» **DO THIS**
Read the lines that follow and pick out every one containing the word "государственных".

» **EXTRACTED INFORMATION**
══════════════════════════════
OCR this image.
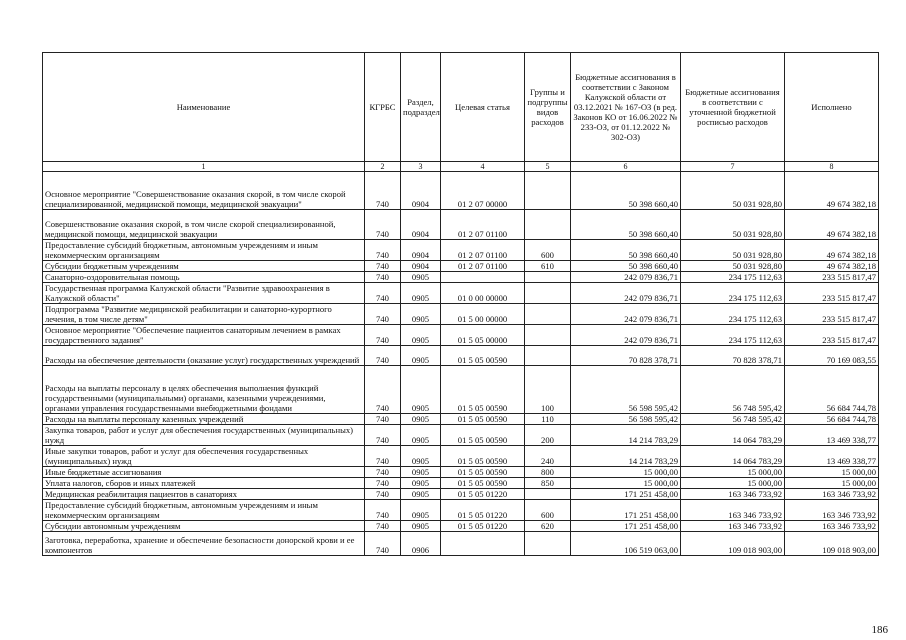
Наименование	КГРБС	Раздел, подраздел	Целевая статья	Группы и подгруппы видов расходов	Бюджетные ассигнования в соответствии с Законом Калужской области от 03.12.2021 № 167-ОЗ (в ред. Законов КО от 16.06.2022 № 233-ОЗ, от 01.12.2022 № 302-ОЗ)	Бюджетные ассигнования в соответствии с уточненной бюджетной росписью расходов	Исполнено
1	2	3	4	5	6	7	8
Основное мероприятие "Совершенствование оказания скорой, в том числе скорой специализированной, медицинской помощи, медицинской эвакуации"	740	0904	01 2 07 00000		50 398 660,40	50 031 928,80	49 674 382,18
Совершенствование оказания скорой, в том числе скорой специализированной, медицинской помощи, медицинской эвакуации	740	0904	01 2 07 01100		50 398 660,40	50 031 928,80	49 674 382,18
Предоставление субсидий бюджетным, автономным учреждениям и иным некоммерческим организациям	740	0904	01 2 07 01100	600	50 398 660,40	50 031 928,80	49 674 382,18
Субсидии бюджетным учреждениям	740	0904	01 2 07 01100	610	50 398 660,40	50 031 928,80	49 674 382,18
Санаторно-оздоровительная помощь	740	0905			242 079 836,71	234 175 112,63	233 515 817,47
Государственная программа Калужской области "Развитие здравоохранения в Калужской области"	740	0905	01 0 00 00000		242 079 836,71	234 175 112,63	233 515 817,47
Подпрограмма "Развитие медицинской реабилитации и санаторно-курортного лечения, в том числе детям"	740	0905	01 5 00 00000		242 079 836,71	234 175 112,63	233 515 817,47
Основное мероприятие "Обеспечение пациентов санаторным лечением в рамках государственного задания"	740	0905	01 5 05 00000		242 079 836,71	234 175 112,63	233 515 817,47
Расходы на обеспечение деятельности (оказание услуг) государственных учреждений	740	0905	01 5 05 00590		70 828 378,71	70 828 378,71	70 169 083,55
Расходы на выплаты персоналу в целях обеспечения выполнения функций государственными (муниципальными) органами, казенными учреждениями, органами управления государственными внебюджетными фондами	740	0905	01 5 05 00590	100	56 598 595,42	56 748 595,42	56 684 744,78
Расходы на выплаты персоналу казенных учреждений	740	0905	01 5 05 00590	110	56 598 595,42	56 748 595,42	56 684 744,78
Закупка товаров, работ и услуг для обеспечения государственных (муниципальных) нужд	740	0905	01 5 05 00590	200	14 214 783,29	14 064 783,29	13 469 338,77
Иные закупки товаров, работ и услуг для обеспечения государственных (муниципальных) нужд	740	0905	01 5 05 00590	240	14 214 783,29	14 064 783,29	13 469 338,77
Иные бюджетные ассигнования	740	0905	01 5 05 00590	800	15 000,00	15 000,00	15 000,00
Уплата налогов, сборов и иных платежей	740	0905	01 5 05 00590	850	15 000,00	15 000,00	15 000,00
Медицинская реабилитация пациентов в санаториях	740	0905	01 5 05 01220		171 251 458,00	163 346 733,92	163 346 733,92
Предоставление субсидий бюджетным, автономным учреждениям и иным некоммерческим организациям	740	0905	01 5 05 01220	600	171 251 458,00	163 346 733,92	163 346 733,92
Субсидии автономным учреждениям	740	0905	01 5 05 01220	620	171 251 458,00	163 346 733,92	163 346 733,92
Заготовка, переработка, хранение и обеспечение безопасности донорской крови и ее компонентов	740	0906			106 519 063,00	109 018 903,00	109 018 903,00
186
══════════════════════════════
» **WRITTEN ANSWER**
Расходы на обеспечение деятельности (оказание услуг) государственных учреждений	740	0905	01 5 05 00590		70 828 378,71	70 828 378,71	70 169 083,55
Закупка товаров, работ и услуг для обеспечения государственных (муниципальных) нужд	740	0905	01 5 05 00590	200	14 214 783,29	14 064 783,29	13 469 338,77
Иные закупки товаров, работ и услуг для обеспечения государственных (муниципальных) нужд	740	0905	01 5 05 00590	240	14 214 783,29	14 064 783,29	13 469 338,77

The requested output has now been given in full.